→ Data entries
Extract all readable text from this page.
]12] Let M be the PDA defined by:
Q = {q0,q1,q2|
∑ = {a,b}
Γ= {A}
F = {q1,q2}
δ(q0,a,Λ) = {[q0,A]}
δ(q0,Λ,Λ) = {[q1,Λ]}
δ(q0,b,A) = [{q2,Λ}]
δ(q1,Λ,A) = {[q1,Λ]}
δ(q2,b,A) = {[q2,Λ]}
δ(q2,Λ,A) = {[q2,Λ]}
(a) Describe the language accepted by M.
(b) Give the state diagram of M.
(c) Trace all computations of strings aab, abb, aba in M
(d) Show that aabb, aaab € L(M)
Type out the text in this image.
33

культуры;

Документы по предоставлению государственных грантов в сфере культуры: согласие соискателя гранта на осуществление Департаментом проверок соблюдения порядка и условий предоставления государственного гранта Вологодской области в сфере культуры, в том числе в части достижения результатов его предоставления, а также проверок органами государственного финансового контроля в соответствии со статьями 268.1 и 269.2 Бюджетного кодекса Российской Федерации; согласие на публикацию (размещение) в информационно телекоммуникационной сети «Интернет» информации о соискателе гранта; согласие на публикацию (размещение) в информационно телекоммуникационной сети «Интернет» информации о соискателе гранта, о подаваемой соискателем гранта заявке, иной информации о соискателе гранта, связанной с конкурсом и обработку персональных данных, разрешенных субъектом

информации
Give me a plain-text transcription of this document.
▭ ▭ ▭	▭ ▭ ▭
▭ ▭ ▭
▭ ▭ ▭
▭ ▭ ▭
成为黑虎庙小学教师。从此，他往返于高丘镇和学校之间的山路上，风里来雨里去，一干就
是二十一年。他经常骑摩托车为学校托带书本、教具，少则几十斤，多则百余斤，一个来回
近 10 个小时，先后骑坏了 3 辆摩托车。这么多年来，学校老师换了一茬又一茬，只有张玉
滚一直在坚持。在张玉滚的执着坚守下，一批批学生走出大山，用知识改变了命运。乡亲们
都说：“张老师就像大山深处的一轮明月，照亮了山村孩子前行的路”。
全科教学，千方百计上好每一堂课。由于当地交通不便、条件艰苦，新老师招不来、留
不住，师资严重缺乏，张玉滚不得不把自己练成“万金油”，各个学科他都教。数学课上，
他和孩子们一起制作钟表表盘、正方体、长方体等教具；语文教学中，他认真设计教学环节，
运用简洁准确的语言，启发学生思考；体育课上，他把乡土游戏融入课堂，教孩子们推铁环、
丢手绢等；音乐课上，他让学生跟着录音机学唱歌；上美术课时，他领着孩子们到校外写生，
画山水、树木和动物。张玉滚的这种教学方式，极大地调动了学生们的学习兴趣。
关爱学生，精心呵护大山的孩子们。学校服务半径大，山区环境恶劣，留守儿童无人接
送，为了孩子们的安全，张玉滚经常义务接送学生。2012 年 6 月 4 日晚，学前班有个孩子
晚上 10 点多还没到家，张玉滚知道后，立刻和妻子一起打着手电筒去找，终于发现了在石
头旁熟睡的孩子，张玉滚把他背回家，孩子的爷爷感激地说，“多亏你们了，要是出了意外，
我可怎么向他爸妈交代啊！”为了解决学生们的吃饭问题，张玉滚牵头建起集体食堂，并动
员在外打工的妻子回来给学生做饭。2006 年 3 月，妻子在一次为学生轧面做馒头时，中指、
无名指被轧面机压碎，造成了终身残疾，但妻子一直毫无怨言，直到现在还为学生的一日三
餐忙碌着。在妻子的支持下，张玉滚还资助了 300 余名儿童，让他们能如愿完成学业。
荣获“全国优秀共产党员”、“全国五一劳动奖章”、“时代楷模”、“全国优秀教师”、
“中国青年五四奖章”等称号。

→ To be done
Copy all data exactly, start to finish.

→ Result for this exercise
Extract all readable text from this page.
]12] Let M be the PDA defined by:
Q = {q0,q1,q2|
∑ = {a,b}
Γ= {A}
F = {q1,q2}
δ(q0,a,Λ) = {[q0,A]}
δ(q0,Λ,Λ) = {[q1,Λ]}
δ(q0,b,A) = [{q2,Λ}]
δ(q1,Λ,A) = {[q1,Λ]}
δ(q2,b,A) = {[q2,Λ]}
δ(q2,Λ,A) = {[q2,Λ]}
(a) Describe the language accepted by M.
(b) Give the state diagram of M.
(c) Trace all computations of strings aab, abb, aba in M
(d) Show that aabb, aaab € L(M)
Type out the text in this image.
33

культуры;

Документы по предоставлению государственных грантов в сфере культуры: согласие соискателя гранта на осуществление Департаментом проверок соблюдения порядка и условий предоставления государственного гранта Вологодской области в сфере культуры, в том числе в части достижения результатов его предоставления, а также проверок органами государственного финансового контроля в соответствии со статьями 268.1 и 269.2 Бюджетного кодекса Российской Федерации; согласие на публикацию (размещение) в информационно телекоммуникационной сети «Интернет» информации о соискателе гранта; согласие на публикацию (размещение) в информационно телекоммуникационной сети «Интернет» информации о соискателе гранта, о подаваемой соискателем гранта заявке, иной информации о соискателе гранта, связанной с конкурсом и обработку персональных данных, разрешенных субъектом

информации
Give me a plain-text transcription of this document.
▭ ▭ ▭	▭ ▭ ▭
▭ ▭ ▭
▭ ▭ ▭
▭ ▭ ▭
成为黑虎庙小学教师。从此，他往返于高丘镇和学校之间的山路上，风里来雨里去，一干就
是二十一年。他经常骑摩托车为学校托带书本、教具，少则几十斤，多则百余斤，一个来回
近 10 个小时，先后骑坏了 3 辆摩托车。这么多年来，学校老师换了一茬又一茬，只有张玉
滚一直在坚持。在张玉滚的执着坚守下，一批批学生走出大山，用知识改变了命运。乡亲们
都说：“张老师就像大山深处的一轮明月，照亮了山村孩子前行的路”。
全科教学，千方百计上好每一堂课。由于当地交通不便、条件艰苦，新老师招不来、留
不住，师资严重缺乏，张玉滚不得不把自己练成“万金油”，各个学科他都教。数学课上，
他和孩子们一起制作钟表表盘、正方体、长方体等教具；语文教学中，他认真设计教学环节，
运用简洁准确的语言，启发学生思考；体育课上，他把乡土游戏融入课堂，教孩子们推铁环、
丢手绢等；音乐课上，他让学生跟着录音机学唱歌；上美术课时，他领着孩子们到校外写生，
画山水、树木和动物。张玉滚的这种教学方式，极大地调动了学生们的学习兴趣。
关爱学生，精心呵护大山的孩子们。学校服务半径大，山区环境恶劣，留守儿童无人接
送，为了孩子们的安全，张玉滚经常义务接送学生。2012 年 6 月 4 日晚，学前班有个孩子
晚上 10 点多还没到家，张玉滚知道后，立刻和妻子一起打着手电筒去找，终于发现了在石
头旁熟睡的孩子，张玉滚把他背回家，孩子的爷爷感激地说，“多亏你们了，要是出了意外，
我可怎么向他爸妈交代啊！”为了解决学生们的吃饭问题，张玉滚牵头建起集体食堂，并动
员在外打工的妻子回来给学生做饭。2006 年 3 月，妻子在一次为学生轧面做馒头时，中指、
无名指被轧面机压碎，造成了终身残疾，但妻子一直毫无怨言，直到现在还为学生的一日三
餐忙碌着。在妻子的支持下，张玉滚还资助了 300 余名儿童，让他们能如愿完成学业。
荣获“全国优秀共产党员”、“全国五一劳动奖章”、“时代楷模”、“全国优秀教师”、
“中国青年五四奖章”等称号。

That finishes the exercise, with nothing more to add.